TEXTO DE REFERÊNCIA:
-------------------------
Os ativos brasileiros estão baratos, mas o preço é justo
Por Norberto Zaiet
Os retornos das bolsas norte-americanas nos últimos anos são invejáveis. Quem investiu US$ 1 mil nas ações que compõem o índice do S&P 500 há cinco anos atrás, por exemplo, tem hoje cerca de US$ 1.800 na conta. Caso tivesse seguido o índice NASDAQ, os US$ 1 mil iniciais seriam quase US$ 2.500: são retornos acima de 15% ao ano, em dólar. Durante o mesmo período, o investidor estrangeiro que decidisse investir US$ 1 mil no Índice Bovespa, analisando a oportunidade que os ativos brasileiros ofereciam e avaliando que estariam baratos, teria hoje, cinco anos depois, os mesmos US$ 1 mil na conta. Os ativos brasileiros, apesar de baratos, não oferecem retornos que chamem a atenção do investidor estrangeiro.
Nem sempre foi assim. Quem investiu US$ 1 mil no Ibovespa no início do primeiro governo petista, em 2003, ganhou, em cinco anos, nove vezes o seu capital: terminou o ano de 2007 com US$ 9 mil na conta. Ao final do segundo governo Lula, em 2010, teria mais de US$ 10 mil. São retornos extraordinários, especialmente considerando que, no meio do caminho, o sistema financeiro americano quebrou. Para correr o risco de mandar seu dinheiro viajar ao Brasil, o investidor estrangeiro precisa ver mais do que ativos baratos. Precisa perceber que as condições de contorno permitem retornos extraordinários condizentes com o risco da viagem.
Em 2003, as condições eram favoráveis. O Brasil havia saído de uma crise cambial em 1999 e iniciado uma política de câmbio flutuante associada a metas de inflação, executadas por um banco central que, apesar de não ser independente, usufruía de autonomia operacional. Além disso, a Lei de Responsabilidade Fiscal recém-aprovada em 2000 era uma espécie de arcabouço fiscal da época, um instrumento crível e exequível que levara o País a superávits primários contínuos e crescentes. O Brasil mudava a sua história e passava a ser um País com inflação controlada e solvente, do ponto de vista fiscal. Ao mesmo tempo, alongou a dívida publica e alterou a composição do passivo. Aproveitou um ciclo de commodities de fazer inveja a qualquer país desenvolvido e tornou-se credor externo líquido, graças à acumulação de reservas internacionais em moeda forte. Depois de muito sofrimento, o Brasil finalmente havia encontrado a receita para sair do sufoco: estabilidade fiscal, controle da inflação e câmbio flutuante, o famoso tripé macroeconômico.
-------------------------
LISTAGEM A PROCESSAR:

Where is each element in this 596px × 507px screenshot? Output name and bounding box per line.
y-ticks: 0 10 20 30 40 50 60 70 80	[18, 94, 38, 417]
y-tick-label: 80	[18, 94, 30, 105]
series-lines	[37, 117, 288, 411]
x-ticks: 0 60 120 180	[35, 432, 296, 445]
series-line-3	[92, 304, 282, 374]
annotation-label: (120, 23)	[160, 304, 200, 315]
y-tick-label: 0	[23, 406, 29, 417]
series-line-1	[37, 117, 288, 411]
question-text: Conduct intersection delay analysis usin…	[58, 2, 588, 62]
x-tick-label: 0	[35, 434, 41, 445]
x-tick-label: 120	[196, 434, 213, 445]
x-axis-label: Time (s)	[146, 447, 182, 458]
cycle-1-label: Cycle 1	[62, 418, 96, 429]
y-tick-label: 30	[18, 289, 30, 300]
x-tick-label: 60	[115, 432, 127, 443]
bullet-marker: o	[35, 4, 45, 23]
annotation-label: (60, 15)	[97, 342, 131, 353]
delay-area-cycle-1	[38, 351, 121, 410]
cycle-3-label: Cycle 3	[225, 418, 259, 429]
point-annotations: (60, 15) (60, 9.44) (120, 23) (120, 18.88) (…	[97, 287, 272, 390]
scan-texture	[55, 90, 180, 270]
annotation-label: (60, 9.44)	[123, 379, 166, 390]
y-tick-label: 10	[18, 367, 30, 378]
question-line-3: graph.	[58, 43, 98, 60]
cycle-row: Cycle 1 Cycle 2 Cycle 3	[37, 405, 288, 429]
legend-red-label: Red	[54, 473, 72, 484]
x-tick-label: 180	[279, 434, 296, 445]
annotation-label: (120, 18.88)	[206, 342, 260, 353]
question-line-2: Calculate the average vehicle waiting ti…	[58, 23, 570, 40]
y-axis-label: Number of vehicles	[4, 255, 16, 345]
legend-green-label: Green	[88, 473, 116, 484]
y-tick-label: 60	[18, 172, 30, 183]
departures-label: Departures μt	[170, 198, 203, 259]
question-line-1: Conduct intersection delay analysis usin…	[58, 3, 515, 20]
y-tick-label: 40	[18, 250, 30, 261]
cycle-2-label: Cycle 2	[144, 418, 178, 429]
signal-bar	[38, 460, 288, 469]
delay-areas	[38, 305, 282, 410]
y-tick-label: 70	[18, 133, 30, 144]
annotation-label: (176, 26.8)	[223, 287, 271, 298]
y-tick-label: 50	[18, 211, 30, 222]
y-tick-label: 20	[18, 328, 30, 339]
-------------------------
PROBLEMAS A RESOLVER:
#1 Traduza para o inglês a seguinte frase do texto sobre os ativos brasileiros: "O Brasil mudava a sua história e passava a ser um País com inflação controlada e solvente, do ponto de vista fiscal."
#2 Repita sem alterações as linhas da listagem, começando pela primeira linha da listagem e terminando na linha que contém "406, 29, 417]".

RESULTADOS:
#1 Brazil was changing its history and becoming a country with controlled inflation that was solvent from a fiscal standpoint.

#2
Where is each element in this 596px × 507px screenshot? Output name and bounding box per line.
y-ticks: 0 10 20 30 40 50 60 70 80	[18, 94, 38, 417]
y-tick-label: 80	[18, 94, 30, 105]
series-lines	[37, 117, 288, 411]
x-ticks: 0 60 120 180	[35, 432, 296, 445]
series-line-3	[92, 304, 282, 374]
annotation-label: (120, 23)	[160, 304, 200, 315]
y-tick-label: 0	[23, 406, 29, 417]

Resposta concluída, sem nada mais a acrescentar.